▸ Directions
Write the entries below out again exactly; any picture in them stays out.

▸ Records for the task
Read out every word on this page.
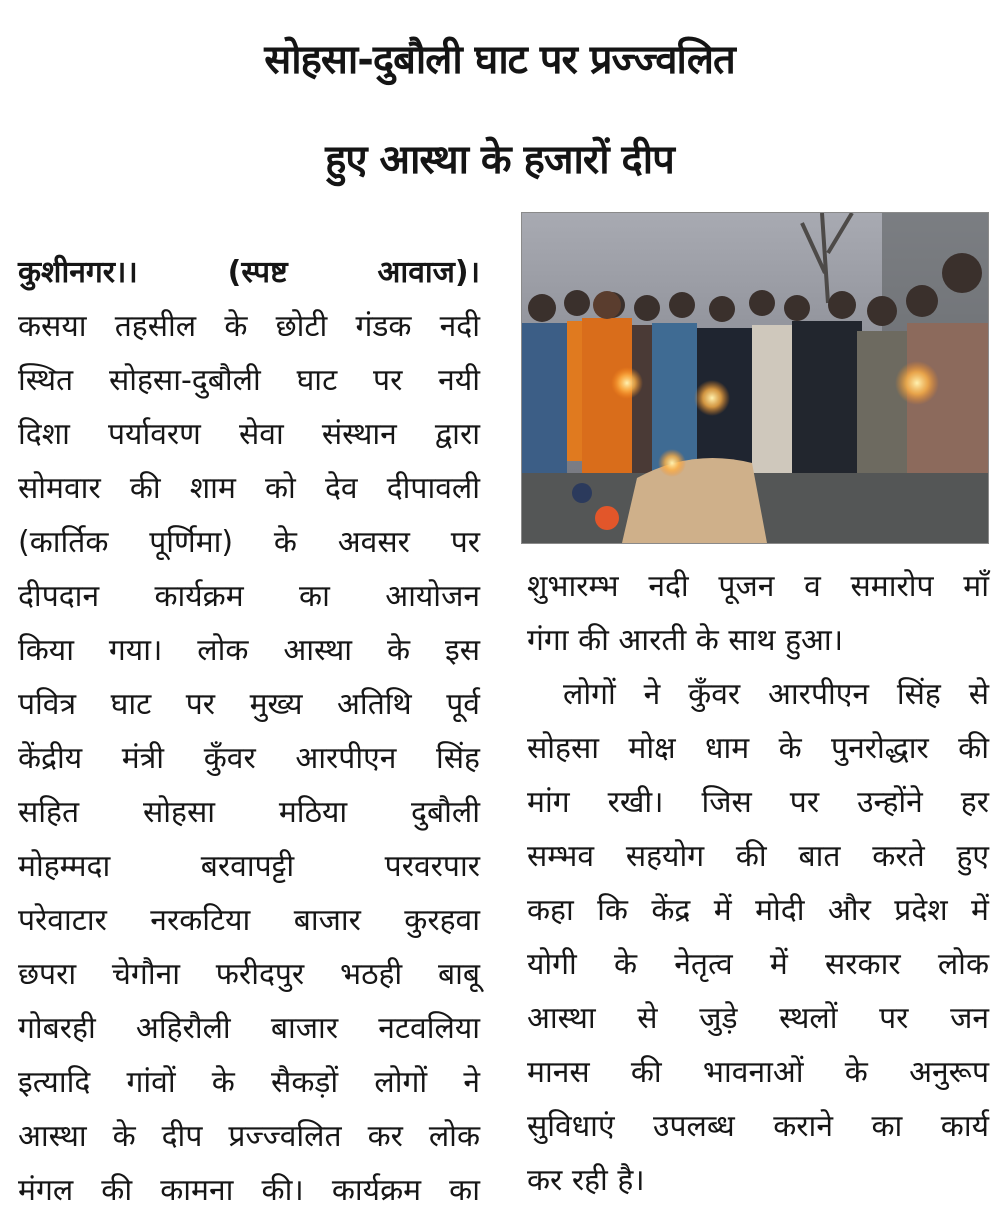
सोहसा-दुबौली घाट पर प्रज्ज्वलित
हुए आस्था के हजारों दीप
कुशीनगर।। (स्पष्ट आवाज)।
कसया तहसील के छोटी गंडक नदी
स्थित सोहसा-दुबौली घाट पर नयी
दिशा पर्यावरण सेवा संस्थान द्वारा
सोमवार की शाम को देव दीपावली
(कार्तिक पूर्णिमा) के अवसर पर
दीपदान कार्यक्रम का आयोजन
किया गया। लोक आस्था के इस
पवित्र घाट पर मुख्य अतिथि पूर्व
केंद्रीय मंत्री कुँवर आरपीएन सिंह
सहित सोहसा मठिया दुबौली
मोहम्मदा बरवापट्टी परवरपार
परेवाटार नरकटिया बाजार कुरहवा
छपरा चेगौना फरीदपुर भठही बाबू
गोबरही अहिरौली बाजार नटवलिया
इत्यादि गांवों के सैकड़ों लोगों ने
आस्था के दीप प्रज्ज्वलित कर लोक
मंगल की कामना की। कार्यक्रम का
शुभारम्भ नदी पूजन व समारोप माँ
गंगा की आरती के साथ हुआ।
लोगों ने कुँवर आरपीएन सिंह से
सोहसा मोक्ष धाम के पुनरोद्धार की
मांग रखी। जिस पर उन्होंने हर
सम्भव सहयोग की बात करते हुए
कहा कि केंद्र में मोदी और प्रदेश में
योगी के नेतृत्व में सरकार लोक
आस्था से जुड़े स्थलों पर जन
मानस की भावनाओं के अनुरूप
सुविधाएं उपलब्ध कराने का कार्य
कर रही है।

▸ Reply to the exercise
Read out every word on this page.
सोहसा-दुबौली घाट पर प्रज्ज्वलित
हुए आस्था के हजारों दीप
कुशीनगर।। (स्पष्ट आवाज)।
कसया तहसील के छोटी गंडक नदी
स्थित सोहसा-दुबौली घाट पर नयी
दिशा पर्यावरण सेवा संस्थान द्वारा
सोमवार की शाम को देव दीपावली
(कार्तिक पूर्णिमा) के अवसर पर
दीपदान कार्यक्रम का आयोजन
किया गया। लोक आस्था के इस
पवित्र घाट पर मुख्य अतिथि पूर्व
केंद्रीय मंत्री कुँवर आरपीएन सिंह
सहित सोहसा मठिया दुबौली
मोहम्मदा बरवापट्टी परवरपार
परेवाटार नरकटिया बाजार कुरहवा
छपरा चेगौना फरीदपुर भठही बाबू
गोबरही अहिरौली बाजार नटवलिया
इत्यादि गांवों के सैकड़ों लोगों ने
आस्था के दीप प्रज्ज्वलित कर लोक
मंगल की कामना की। कार्यक्रम का
शुभारम्भ नदी पूजन व समारोप माँ
गंगा की आरती के साथ हुआ।
लोगों ने कुँवर आरपीएन सिंह से
सोहसा मोक्ष धाम के पुनरोद्धार की
मांग रखी। जिस पर उन्होंने हर
सम्भव सहयोग की बात करते हुए
कहा कि केंद्र में मोदी और प्रदेश में
योगी के नेतृत्व में सरकार लोक
आस्था से जुड़े स्थलों पर जन
मानस की भावनाओं के अनुरूप
सुविधाएं उपलब्ध कराने का कार्य
कर रही है।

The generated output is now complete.